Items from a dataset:

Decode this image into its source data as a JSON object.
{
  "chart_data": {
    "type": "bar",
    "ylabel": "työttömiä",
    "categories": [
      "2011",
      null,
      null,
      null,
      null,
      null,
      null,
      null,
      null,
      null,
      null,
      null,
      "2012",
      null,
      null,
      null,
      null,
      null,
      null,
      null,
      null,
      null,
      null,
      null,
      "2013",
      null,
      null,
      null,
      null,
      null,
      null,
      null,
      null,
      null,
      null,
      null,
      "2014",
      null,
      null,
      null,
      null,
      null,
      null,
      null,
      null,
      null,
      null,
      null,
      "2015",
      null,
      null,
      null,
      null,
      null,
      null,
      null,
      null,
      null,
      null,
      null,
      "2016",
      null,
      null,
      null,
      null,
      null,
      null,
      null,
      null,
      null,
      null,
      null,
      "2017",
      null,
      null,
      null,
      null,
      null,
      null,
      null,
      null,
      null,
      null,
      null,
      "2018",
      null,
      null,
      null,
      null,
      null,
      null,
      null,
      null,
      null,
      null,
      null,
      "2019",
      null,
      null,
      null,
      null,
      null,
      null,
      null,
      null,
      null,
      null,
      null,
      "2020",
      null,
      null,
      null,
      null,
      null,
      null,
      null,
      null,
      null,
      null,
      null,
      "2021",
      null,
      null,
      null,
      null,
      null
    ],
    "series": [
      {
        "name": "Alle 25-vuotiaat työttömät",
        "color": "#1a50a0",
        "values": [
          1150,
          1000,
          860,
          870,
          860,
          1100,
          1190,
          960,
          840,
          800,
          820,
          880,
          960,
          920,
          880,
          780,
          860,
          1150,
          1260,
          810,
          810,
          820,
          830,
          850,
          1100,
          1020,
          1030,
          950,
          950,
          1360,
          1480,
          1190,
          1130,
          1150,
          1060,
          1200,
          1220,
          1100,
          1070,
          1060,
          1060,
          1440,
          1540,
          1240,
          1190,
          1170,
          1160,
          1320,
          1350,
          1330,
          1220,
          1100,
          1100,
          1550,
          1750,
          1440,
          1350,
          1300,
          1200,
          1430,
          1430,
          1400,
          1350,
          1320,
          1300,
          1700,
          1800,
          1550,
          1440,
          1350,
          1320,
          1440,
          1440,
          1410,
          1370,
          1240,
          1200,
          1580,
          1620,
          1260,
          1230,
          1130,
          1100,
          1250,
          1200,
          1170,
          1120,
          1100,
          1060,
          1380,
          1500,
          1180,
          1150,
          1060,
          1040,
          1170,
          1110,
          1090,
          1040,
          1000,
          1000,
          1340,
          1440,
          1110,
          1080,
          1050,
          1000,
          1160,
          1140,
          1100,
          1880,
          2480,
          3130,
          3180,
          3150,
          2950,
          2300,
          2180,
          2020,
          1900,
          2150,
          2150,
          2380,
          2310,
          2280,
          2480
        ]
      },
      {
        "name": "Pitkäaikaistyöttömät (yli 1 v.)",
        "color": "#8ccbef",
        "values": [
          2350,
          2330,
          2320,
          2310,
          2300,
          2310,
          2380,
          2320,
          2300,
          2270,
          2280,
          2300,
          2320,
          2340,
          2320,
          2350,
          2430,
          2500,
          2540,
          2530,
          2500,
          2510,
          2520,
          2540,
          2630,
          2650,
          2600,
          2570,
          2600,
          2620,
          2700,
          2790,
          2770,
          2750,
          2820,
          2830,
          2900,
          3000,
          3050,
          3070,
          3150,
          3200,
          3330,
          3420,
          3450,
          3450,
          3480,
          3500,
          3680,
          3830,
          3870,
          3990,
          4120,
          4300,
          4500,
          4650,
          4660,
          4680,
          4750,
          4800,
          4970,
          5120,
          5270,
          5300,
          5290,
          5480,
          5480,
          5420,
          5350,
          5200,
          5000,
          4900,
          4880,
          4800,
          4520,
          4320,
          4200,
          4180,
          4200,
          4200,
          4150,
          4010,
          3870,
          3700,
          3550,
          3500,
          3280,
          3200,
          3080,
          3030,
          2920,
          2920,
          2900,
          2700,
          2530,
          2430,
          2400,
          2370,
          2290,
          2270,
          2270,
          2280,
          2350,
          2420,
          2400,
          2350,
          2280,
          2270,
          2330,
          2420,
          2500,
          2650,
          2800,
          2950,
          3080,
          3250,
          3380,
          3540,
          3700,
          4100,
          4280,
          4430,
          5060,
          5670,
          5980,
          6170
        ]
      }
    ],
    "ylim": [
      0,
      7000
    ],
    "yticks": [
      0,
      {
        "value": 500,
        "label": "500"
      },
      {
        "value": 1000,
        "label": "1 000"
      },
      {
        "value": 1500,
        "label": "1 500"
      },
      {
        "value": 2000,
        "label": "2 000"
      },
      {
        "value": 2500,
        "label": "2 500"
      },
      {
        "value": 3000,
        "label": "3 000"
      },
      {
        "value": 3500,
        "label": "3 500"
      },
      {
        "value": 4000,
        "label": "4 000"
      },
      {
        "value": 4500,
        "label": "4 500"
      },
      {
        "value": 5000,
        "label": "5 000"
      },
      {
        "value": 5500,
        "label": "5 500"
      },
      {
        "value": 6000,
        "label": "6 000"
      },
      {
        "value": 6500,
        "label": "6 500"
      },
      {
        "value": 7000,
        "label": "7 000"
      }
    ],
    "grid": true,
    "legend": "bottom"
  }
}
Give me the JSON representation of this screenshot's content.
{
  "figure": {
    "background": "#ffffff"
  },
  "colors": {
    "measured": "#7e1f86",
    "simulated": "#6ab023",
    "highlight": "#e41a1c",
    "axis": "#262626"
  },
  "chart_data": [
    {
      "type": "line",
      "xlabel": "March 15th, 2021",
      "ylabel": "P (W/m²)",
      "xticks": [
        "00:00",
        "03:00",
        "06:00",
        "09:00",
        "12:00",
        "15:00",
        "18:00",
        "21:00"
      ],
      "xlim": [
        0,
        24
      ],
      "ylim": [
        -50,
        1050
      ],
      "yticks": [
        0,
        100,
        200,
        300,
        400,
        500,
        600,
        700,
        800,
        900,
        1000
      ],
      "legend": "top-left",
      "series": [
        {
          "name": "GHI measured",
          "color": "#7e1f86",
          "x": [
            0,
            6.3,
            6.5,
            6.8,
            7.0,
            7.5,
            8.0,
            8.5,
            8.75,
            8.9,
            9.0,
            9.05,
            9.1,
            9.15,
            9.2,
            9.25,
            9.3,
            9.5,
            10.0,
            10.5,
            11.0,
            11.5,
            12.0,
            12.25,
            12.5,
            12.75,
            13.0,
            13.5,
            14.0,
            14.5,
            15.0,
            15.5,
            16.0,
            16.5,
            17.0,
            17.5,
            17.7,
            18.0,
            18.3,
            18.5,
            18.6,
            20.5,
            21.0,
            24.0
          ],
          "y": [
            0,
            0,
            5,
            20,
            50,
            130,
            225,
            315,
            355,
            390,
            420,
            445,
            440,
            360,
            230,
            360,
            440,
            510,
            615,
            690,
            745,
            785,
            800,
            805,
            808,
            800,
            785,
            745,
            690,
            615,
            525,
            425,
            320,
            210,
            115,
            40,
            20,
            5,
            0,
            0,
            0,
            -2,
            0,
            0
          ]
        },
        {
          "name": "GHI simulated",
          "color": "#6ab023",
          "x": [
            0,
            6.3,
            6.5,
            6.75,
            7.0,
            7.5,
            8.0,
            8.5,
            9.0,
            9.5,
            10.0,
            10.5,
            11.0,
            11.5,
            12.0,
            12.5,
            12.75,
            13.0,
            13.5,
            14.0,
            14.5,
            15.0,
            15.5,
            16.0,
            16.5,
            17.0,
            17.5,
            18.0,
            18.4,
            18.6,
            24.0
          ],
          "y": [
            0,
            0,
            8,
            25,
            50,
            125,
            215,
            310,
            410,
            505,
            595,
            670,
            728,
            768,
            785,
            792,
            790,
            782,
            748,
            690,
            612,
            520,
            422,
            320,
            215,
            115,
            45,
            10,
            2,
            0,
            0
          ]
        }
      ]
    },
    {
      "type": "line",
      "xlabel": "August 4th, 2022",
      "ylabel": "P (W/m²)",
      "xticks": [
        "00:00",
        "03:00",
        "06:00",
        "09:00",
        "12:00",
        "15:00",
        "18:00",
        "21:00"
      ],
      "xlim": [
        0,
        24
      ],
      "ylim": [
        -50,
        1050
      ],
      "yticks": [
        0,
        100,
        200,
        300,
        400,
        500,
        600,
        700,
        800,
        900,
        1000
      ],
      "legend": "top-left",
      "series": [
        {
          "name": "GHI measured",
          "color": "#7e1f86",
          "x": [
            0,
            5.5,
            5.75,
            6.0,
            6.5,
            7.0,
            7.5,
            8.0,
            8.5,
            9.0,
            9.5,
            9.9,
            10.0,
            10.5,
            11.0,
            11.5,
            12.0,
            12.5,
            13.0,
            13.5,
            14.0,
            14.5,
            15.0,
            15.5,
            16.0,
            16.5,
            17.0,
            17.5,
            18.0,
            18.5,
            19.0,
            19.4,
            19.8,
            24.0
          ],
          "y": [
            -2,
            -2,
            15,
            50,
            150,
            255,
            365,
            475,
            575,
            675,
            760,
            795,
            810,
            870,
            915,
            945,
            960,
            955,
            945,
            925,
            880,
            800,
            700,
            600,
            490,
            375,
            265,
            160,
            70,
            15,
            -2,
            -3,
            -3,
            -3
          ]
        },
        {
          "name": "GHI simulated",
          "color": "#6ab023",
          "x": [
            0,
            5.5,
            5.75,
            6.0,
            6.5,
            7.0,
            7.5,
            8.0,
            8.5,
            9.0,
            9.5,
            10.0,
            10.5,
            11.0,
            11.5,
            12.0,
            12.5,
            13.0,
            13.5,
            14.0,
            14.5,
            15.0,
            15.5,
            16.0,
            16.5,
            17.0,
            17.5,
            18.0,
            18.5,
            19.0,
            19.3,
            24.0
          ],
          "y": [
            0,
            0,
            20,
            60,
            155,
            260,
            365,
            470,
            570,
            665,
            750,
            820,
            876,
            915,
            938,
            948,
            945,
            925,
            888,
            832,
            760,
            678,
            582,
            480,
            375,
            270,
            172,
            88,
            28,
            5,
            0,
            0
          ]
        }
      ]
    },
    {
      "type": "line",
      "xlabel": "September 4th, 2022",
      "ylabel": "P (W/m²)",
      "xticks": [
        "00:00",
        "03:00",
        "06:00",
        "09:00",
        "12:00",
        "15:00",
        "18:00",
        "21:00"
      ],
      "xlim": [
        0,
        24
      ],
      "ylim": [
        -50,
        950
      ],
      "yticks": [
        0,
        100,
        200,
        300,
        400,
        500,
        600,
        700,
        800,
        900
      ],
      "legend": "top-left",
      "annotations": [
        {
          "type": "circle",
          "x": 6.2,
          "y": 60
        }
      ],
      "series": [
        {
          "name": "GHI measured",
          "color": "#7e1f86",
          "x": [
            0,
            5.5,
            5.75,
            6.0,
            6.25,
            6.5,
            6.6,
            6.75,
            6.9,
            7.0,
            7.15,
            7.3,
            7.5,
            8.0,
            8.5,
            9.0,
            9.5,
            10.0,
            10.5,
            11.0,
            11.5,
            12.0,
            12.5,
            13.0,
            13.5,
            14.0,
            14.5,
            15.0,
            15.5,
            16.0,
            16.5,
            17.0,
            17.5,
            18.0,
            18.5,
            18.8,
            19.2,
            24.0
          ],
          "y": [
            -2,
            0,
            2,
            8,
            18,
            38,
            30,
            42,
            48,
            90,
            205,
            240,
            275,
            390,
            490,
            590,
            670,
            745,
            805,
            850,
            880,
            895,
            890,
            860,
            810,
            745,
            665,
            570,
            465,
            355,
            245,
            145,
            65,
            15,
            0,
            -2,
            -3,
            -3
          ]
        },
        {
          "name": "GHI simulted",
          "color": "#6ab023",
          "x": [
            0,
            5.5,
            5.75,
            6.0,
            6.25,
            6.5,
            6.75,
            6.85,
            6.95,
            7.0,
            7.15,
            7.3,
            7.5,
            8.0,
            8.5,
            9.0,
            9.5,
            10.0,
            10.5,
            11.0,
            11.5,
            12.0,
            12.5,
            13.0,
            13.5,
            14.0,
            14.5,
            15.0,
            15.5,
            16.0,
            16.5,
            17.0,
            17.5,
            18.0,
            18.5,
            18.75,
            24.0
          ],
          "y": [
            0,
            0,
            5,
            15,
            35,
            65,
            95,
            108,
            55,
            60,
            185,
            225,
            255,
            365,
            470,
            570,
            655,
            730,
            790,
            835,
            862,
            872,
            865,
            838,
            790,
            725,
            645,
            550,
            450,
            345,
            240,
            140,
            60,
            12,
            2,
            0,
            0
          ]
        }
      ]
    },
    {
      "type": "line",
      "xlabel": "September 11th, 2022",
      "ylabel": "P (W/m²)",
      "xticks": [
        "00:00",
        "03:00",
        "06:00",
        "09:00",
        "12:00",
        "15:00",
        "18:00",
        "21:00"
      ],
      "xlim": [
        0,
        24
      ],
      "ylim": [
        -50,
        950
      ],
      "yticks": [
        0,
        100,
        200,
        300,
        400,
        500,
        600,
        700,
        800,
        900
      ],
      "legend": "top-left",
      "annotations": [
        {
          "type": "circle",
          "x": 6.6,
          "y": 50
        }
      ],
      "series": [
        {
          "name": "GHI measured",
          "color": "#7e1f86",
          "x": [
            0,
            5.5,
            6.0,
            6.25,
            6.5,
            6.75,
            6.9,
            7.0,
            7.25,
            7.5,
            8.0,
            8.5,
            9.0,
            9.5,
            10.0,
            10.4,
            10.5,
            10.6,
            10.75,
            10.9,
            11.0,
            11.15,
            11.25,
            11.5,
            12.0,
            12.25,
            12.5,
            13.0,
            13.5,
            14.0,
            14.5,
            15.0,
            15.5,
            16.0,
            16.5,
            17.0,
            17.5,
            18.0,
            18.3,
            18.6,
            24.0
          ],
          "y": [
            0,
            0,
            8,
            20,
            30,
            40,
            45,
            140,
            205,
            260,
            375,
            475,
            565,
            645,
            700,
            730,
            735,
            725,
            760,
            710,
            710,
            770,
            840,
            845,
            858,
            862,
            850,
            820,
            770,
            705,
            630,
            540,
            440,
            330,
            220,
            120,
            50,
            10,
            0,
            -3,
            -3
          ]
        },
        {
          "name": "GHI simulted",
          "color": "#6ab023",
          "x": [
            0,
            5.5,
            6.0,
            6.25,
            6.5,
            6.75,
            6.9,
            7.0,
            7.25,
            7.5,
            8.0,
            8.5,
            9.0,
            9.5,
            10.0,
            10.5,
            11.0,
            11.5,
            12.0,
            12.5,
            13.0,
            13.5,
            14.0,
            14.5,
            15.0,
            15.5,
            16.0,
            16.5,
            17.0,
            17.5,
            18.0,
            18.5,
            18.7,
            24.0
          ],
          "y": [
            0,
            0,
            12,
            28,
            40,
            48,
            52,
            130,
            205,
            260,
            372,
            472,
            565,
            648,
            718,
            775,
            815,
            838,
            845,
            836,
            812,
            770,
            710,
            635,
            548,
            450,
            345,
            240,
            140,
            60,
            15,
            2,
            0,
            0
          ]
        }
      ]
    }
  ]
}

_What the task asks_
Select all lines in the listing that include the word "this".

_Solved problem_
Decode this image into its source data as a JSON object.
Give me the JSON representation of this screenshot's content.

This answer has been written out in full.